## [Source records]
• • • •
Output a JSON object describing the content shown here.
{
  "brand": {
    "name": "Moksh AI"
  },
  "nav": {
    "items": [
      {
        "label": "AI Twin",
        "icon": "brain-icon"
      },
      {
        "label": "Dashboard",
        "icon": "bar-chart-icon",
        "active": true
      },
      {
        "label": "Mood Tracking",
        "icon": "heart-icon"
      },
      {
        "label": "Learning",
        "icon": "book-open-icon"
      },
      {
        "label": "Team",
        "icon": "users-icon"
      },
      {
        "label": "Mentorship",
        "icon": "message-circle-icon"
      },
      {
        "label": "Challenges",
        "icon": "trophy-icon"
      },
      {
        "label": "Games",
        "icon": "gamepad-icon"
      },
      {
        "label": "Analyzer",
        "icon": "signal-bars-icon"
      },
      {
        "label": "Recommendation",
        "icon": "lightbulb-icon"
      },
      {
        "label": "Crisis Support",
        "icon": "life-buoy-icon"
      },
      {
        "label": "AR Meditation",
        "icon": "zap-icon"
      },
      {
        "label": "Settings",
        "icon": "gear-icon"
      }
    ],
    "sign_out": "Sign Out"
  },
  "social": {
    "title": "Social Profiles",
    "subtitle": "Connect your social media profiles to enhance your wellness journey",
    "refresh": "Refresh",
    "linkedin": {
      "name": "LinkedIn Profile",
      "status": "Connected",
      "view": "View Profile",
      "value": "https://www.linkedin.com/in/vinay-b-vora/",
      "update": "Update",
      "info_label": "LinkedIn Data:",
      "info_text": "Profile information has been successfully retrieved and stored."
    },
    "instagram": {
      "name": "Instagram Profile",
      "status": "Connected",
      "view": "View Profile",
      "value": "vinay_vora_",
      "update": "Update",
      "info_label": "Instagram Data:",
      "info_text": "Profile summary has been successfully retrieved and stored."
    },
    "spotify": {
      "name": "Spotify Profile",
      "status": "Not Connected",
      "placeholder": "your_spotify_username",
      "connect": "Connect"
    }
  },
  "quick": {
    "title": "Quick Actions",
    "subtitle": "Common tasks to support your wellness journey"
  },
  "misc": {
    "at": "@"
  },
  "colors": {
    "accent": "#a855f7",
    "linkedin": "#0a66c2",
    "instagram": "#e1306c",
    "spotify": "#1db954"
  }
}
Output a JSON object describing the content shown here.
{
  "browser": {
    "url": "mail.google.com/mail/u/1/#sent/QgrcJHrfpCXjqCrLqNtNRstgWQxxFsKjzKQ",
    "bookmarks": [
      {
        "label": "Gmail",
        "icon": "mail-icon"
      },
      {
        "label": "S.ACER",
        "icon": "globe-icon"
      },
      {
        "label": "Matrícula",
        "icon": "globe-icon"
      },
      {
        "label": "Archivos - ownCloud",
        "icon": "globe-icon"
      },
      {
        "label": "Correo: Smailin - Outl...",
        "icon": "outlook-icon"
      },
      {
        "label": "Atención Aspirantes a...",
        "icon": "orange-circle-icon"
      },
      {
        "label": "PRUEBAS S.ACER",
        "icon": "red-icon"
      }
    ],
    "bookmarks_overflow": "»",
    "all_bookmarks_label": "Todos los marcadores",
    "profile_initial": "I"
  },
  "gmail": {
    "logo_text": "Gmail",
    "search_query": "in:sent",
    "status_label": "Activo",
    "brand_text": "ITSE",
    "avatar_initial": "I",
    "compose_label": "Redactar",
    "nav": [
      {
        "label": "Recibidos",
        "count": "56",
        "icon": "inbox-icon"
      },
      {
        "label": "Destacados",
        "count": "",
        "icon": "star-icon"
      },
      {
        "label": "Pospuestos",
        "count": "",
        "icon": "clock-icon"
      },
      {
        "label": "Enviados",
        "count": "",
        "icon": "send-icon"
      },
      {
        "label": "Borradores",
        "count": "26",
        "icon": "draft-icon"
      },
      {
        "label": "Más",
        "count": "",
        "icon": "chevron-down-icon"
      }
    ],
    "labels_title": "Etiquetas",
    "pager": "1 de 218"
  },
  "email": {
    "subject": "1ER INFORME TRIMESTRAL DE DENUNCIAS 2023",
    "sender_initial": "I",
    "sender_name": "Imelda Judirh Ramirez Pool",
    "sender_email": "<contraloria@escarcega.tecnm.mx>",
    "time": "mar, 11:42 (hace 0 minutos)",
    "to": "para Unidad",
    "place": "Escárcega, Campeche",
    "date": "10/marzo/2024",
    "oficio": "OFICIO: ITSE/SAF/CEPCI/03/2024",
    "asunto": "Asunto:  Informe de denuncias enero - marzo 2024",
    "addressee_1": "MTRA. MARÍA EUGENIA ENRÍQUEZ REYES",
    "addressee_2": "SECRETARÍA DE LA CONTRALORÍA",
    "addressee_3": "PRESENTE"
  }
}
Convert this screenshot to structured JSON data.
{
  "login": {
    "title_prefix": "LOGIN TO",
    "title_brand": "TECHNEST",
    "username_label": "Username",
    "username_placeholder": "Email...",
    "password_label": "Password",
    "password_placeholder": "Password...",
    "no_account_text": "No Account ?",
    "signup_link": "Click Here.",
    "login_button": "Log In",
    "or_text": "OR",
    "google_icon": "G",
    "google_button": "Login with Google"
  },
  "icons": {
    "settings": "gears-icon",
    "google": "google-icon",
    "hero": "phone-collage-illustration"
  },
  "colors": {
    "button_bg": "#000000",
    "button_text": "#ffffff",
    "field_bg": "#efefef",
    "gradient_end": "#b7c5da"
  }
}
• • • •
## [Exercise requirements]
Gather up every line from the listing above in which the word "successfully" occurs.

## [Written answer]
      "info_text": "Profile information has been successfully retrieved and stored."
      "info_text": "Profile summary has been successfully retrieved and stored."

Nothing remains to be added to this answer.